Render the listing below as a Markdown table with the columns Row and Line, numbering each non-blank line and skipping blank ones. Leave out the pictures.

═══ Given entries ═══

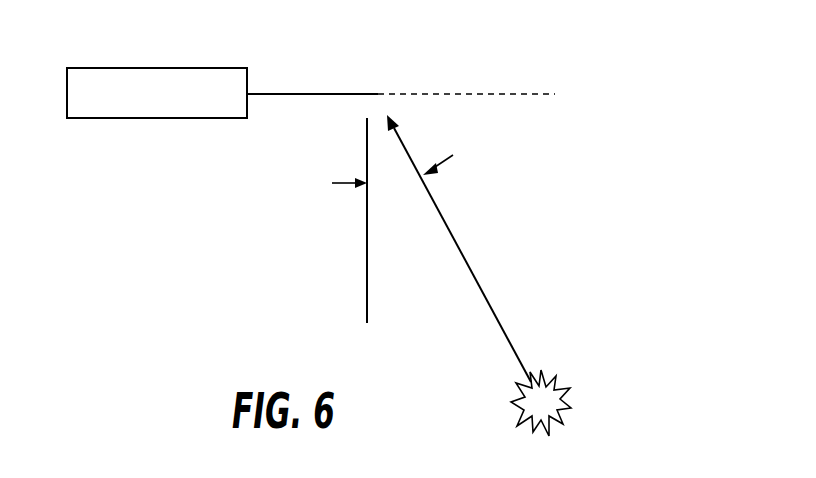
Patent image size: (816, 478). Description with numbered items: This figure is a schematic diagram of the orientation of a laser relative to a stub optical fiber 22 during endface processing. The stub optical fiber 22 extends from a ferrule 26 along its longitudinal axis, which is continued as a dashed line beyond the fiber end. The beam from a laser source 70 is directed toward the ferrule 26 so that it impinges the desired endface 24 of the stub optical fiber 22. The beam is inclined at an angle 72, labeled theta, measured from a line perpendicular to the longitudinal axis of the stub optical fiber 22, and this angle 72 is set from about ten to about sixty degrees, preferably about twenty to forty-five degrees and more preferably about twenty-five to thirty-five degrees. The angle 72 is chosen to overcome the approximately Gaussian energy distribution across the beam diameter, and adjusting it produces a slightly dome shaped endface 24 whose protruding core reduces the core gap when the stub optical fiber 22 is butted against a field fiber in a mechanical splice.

The ferrule 26 is at (173, 93).
The stub optical fiber 22 is at (290, 94).
The endface 24 is at (380, 92).
The laser source 70 is at (565, 398).
The angle θ 72 is at (397, 168).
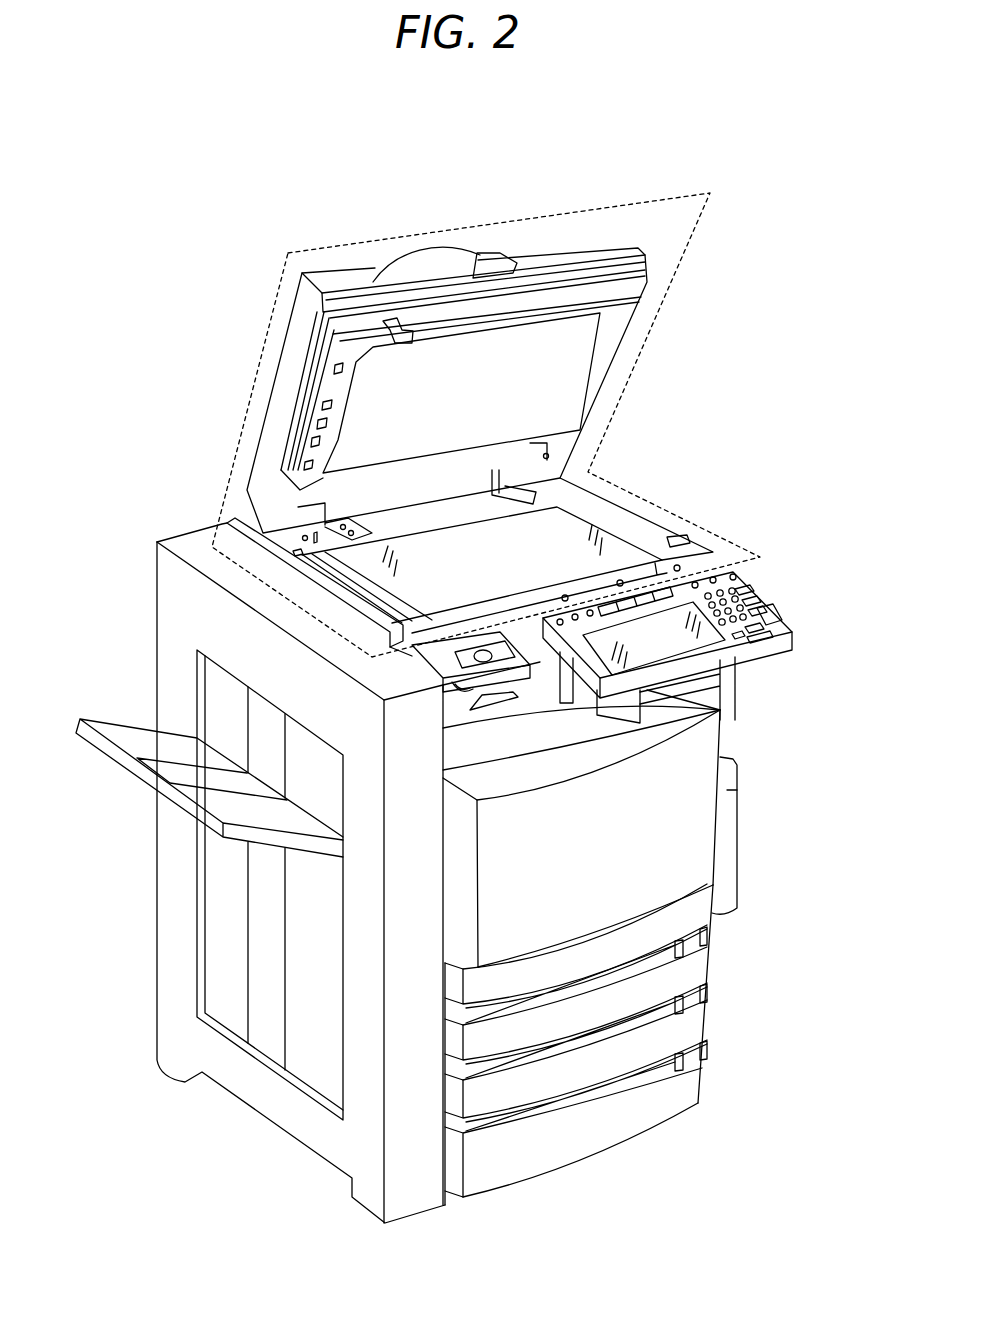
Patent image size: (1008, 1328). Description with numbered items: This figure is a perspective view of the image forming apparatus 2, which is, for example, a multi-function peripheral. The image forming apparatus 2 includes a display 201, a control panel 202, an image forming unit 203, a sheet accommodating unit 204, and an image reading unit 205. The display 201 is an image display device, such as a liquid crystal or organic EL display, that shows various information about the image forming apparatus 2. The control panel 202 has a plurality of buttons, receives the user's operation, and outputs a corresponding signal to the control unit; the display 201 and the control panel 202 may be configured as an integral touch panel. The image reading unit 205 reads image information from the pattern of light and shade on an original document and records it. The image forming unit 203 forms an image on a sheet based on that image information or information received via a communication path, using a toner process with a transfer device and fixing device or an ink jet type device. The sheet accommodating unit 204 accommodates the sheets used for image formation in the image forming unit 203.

The image forming apparatus 2 is at (496, 160).
The display 201 is at (682, 618).
The control panel 202 is at (770, 612).
The image forming unit 203 is at (690, 866).
The sheet accommodating unit 204 is at (722, 920).
The image reading unit 205 is at (648, 200).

═══

Task output >>
| Row | Line |
|---|---|
| 1 | Patent image size: (816, 478). Description with numbered items: This figure is a schematic diagram of the orientation of a laser relative to a stub optical fiber 22 during endface processing. The stub optical fiber 22 extends from a ferrule 26 along its longitudinal axis, which is continued as a dashed line beyond the fiber end. The beam from a laser source 70 is directed toward the ferrule 26 so that it impinges the desired endface 24 of the stub optical fiber 22. The beam is inclined at an angle 72, labeled theta, measured from a line perpendicular to the longitudinal axis of the stub optical fiber 22, and this angle 72 is set from about ten to about sixty degrees, preferably about twenty to forty-five degrees and more preferably about twenty-five to thirty-five degrees. The angle 72 is chosen to overcome the approximately Gaussian energy distribution across the beam diameter, and adjusting it produces a slightly dome shaped endface 24 whose protruding core reduces the core gap when the stub optical fiber 22 is butted against a field fiber in a mechanical splice. |
| 2 | The ferrule 26 is at (173, 93). |
| 3 | The stub optical fiber 22 is at (290, 94). |
| 4 | The endface 24 is at (380, 92). |
| 5 | The laser source 70 is at (565, 398). |
| 6 | The angle θ 72 is at (397, 168). |
| 7 | Patent image size: (1008, 1328). Description with numbered items: This figure is a perspective view of the image forming apparatus 2, which is, for example, a multi-function peripheral. The image forming apparatus 2 includes a display 201, a control panel 202, an image forming unit 203, a sheet accommodating unit 204, and an image reading unit 205. The display 201 is an image display device, such as a liquid crystal or organic EL display, that shows various information about the image forming apparatus 2. The control panel 202 has a plurality of buttons, receives the user's operation, and outputs a corresponding signal to the control unit; the display 201 and the control panel 202 may be configured as an integral touch panel. The image reading unit 205 reads image information from the pattern of light and shade on an original document and records it. The image forming unit 203 forms an image on a sheet based on that image information or information received via a communication path, using a toner process with a transfer device and fixing device or an ink jet type device. The sheet accommodating unit 204 accommodates the sheets used for image formation in the image forming unit 203. |
| 8 | The image forming apparatus 2 is at (496, 160). |
| 9 | The display 201 is at (682, 618). |
| 10 | The control panel 202 is at (770, 612). |
| 11 | The image forming unit 203 is at (690, 866). |
| 12 | The sheet accommodating unit 204 is at (722, 920). |
| 13 | The image reading unit 205 is at (648, 200). |